Take each line that has the word "викликів" and return it.

#### [Dataset records]
##########

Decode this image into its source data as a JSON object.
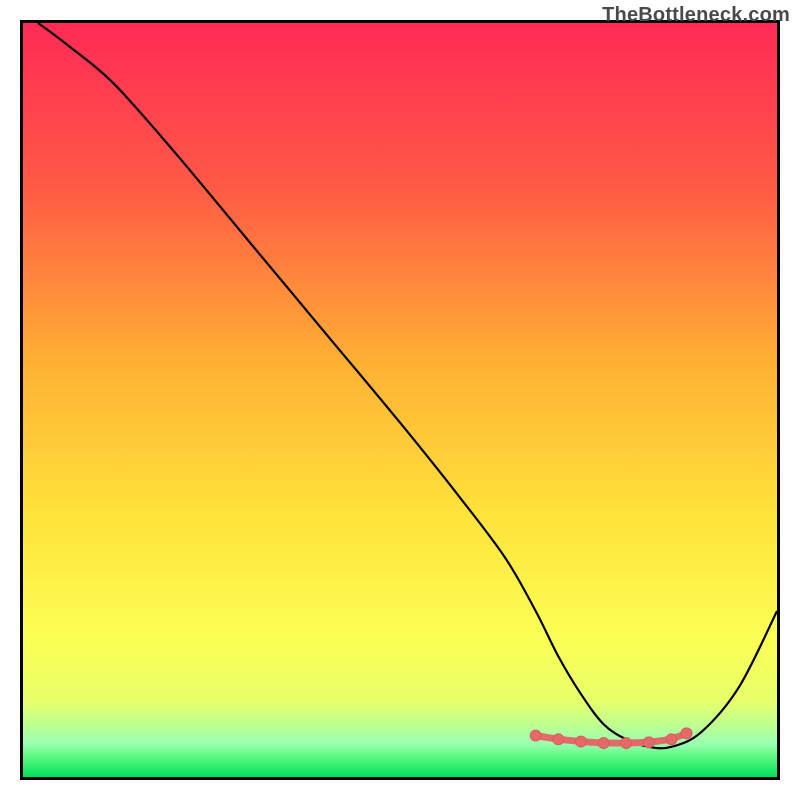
{
  "watermark": "TheBottleneck.com",
  "colors": {
    "frame": "#000000",
    "curve": "#000000",
    "marker_fill": "#e46a6a",
    "marker_stroke": "#d85a5a",
    "gradient_top": "#ff2a55",
    "gradient_mid_upper": "#ff7a3d",
    "gradient_mid": "#ffcf2e",
    "gradient_mid_lower": "#fff04a",
    "gradient_lower": "#f3ff70",
    "gradient_bottom_band": "#7dff8a",
    "gradient_bottom": "#00e05a"
  },
  "chart_data": {
    "type": "line",
    "title": "",
    "xlabel": "",
    "ylabel": "",
    "xlim": [
      0,
      100
    ],
    "ylim": [
      0,
      100
    ],
    "grid": false,
    "legend": false,
    "series": [
      {
        "name": "curve",
        "style": "line",
        "color": "#000000",
        "x": [
          2,
          6,
          12,
          20,
          30,
          40,
          50,
          58,
          64,
          68,
          71,
          74,
          77,
          80,
          83,
          86,
          90,
          95,
          100
        ],
        "y": [
          100,
          97,
          92,
          83,
          71,
          59,
          47,
          37,
          29,
          22,
          16,
          11,
          7,
          5,
          4,
          4,
          6,
          12,
          22
        ]
      },
      {
        "name": "bottleneck-sweet-spot",
        "style": "markers",
        "color": "#e46a6a",
        "x": [
          68,
          71,
          74,
          77,
          80,
          83,
          86,
          88
        ],
        "y": [
          5.5,
          5.0,
          4.7,
          4.5,
          4.5,
          4.6,
          5.0,
          5.8
        ]
      }
    ],
    "background_gradient": {
      "direction": "vertical",
      "stops": [
        {
          "pos": 0.0,
          "color": "#ff2a55"
        },
        {
          "pos": 0.22,
          "color": "#ff5a45"
        },
        {
          "pos": 0.45,
          "color": "#ffb034"
        },
        {
          "pos": 0.65,
          "color": "#ffe23a"
        },
        {
          "pos": 0.82,
          "color": "#fbff55"
        },
        {
          "pos": 0.9,
          "color": "#e7ff6a"
        },
        {
          "pos": 0.955,
          "color": "#9dffb0"
        },
        {
          "pos": 0.975,
          "color": "#55f77e"
        },
        {
          "pos": 1.0,
          "color": "#00e05a"
        }
      ]
    }
  }
}
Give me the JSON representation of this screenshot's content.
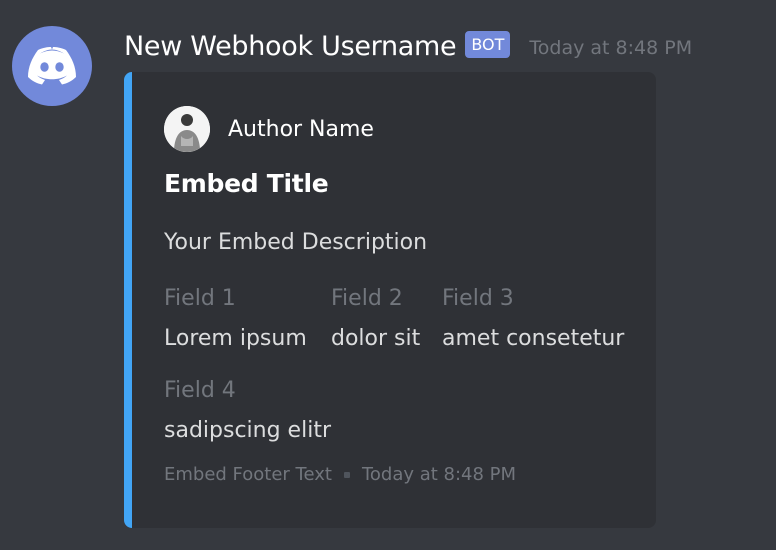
{
  "message": {
    "username": "New Webhook Username",
    "bot_tag": "BOT",
    "timestamp": "Today at 8:48 PM",
    "avatar_icon": "discord-logo-icon"
  },
  "embed": {
    "color": "#42a5f5",
    "author": {
      "name": "Author Name",
      "icon": "author-avatar-icon"
    },
    "title": "Embed Title",
    "description": "Your Embed Description",
    "fields": [
      {
        "name": "Field 1",
        "value": "Lorem ipsum"
      },
      {
        "name": "Field 2",
        "value": "dolor sit"
      },
      {
        "name": "Field 3",
        "value": "amet consetetur"
      },
      {
        "name": "Field 4",
        "value": "sadipscing elitr"
      }
    ],
    "footer": {
      "text": "Embed Footer Text",
      "timestamp": "Today at 8:48 PM"
    }
  },
  "colors": {
    "background": "#36393f",
    "embed_background": "#2f3136",
    "blurple": "#7289da",
    "text_primary": "#ffffff",
    "text_muted": "#72767d"
  }
}
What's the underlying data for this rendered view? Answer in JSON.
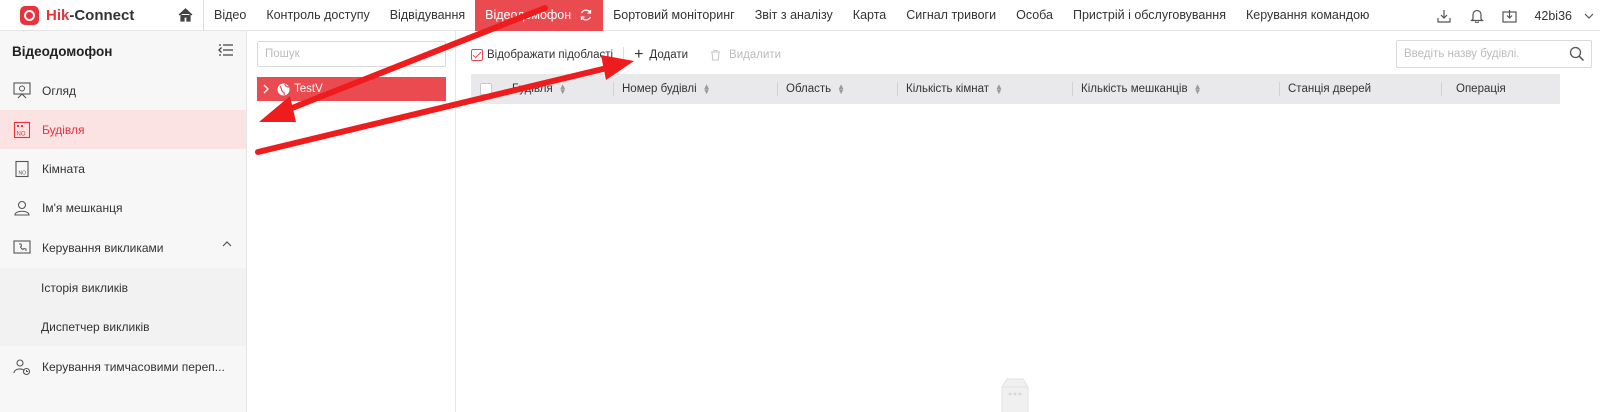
{
  "app": {
    "brand_red": "Hik",
    "brand_rest": "-Connect",
    "accent": "#ea4b50"
  },
  "nav": {
    "items": [
      {
        "label": "Відео"
      },
      {
        "label": "Контроль доступу"
      },
      {
        "label": "Відвідування"
      },
      {
        "label": "Відеодомофон",
        "active": true
      },
      {
        "label": "Бортовий моніторинг"
      },
      {
        "label": "Звіт з аналізу"
      },
      {
        "label": "Карта"
      },
      {
        "label": "Сигнал тривоги"
      },
      {
        "label": "Особа"
      },
      {
        "label": "Пристрій і обслуговування"
      },
      {
        "label": "Керування командою"
      }
    ],
    "user": "42bi36"
  },
  "sidebar": {
    "title": "Відеодомофон",
    "items": [
      {
        "label": "Огляд",
        "icon": "overview-icon"
      },
      {
        "label": "Будівля",
        "icon": "building-icon",
        "active": true
      },
      {
        "label": "Кімната",
        "icon": "room-icon"
      },
      {
        "label": "Ім'я мешканця",
        "icon": "resident-icon"
      },
      {
        "label": "Керування викликами",
        "icon": "call-management-icon",
        "expanded": true
      },
      {
        "label": "Історія викликів",
        "sub": true
      },
      {
        "label": "Диспетчер викликів",
        "sub": true
      },
      {
        "label": "Керування тимчасовими переп...",
        "icon": "temporary-pass-icon"
      }
    ]
  },
  "tree": {
    "search_placeholder": "Пошук",
    "node_label": "TestV"
  },
  "toolbar": {
    "show_subareas": "Відображати підобласті",
    "add": "Додати",
    "delete": "Видалити",
    "search_placeholder": "Введіть назву будівлі."
  },
  "table": {
    "columns": [
      {
        "label": "Будівля",
        "sortable": true
      },
      {
        "label": "Номер будівлі",
        "sortable": true
      },
      {
        "label": "Область",
        "sortable": true
      },
      {
        "label": "Кількість кімнат",
        "sortable": true
      },
      {
        "label": "Кількість мешканців",
        "sortable": true
      },
      {
        "label": "Станція дверей",
        "sortable": false
      },
      {
        "label": "Операція",
        "sortable": false
      }
    ],
    "rows": []
  }
}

##########

#### [Solution for this task]
        "label": "Історія викликів",
        "label": "Диспетчер викликів",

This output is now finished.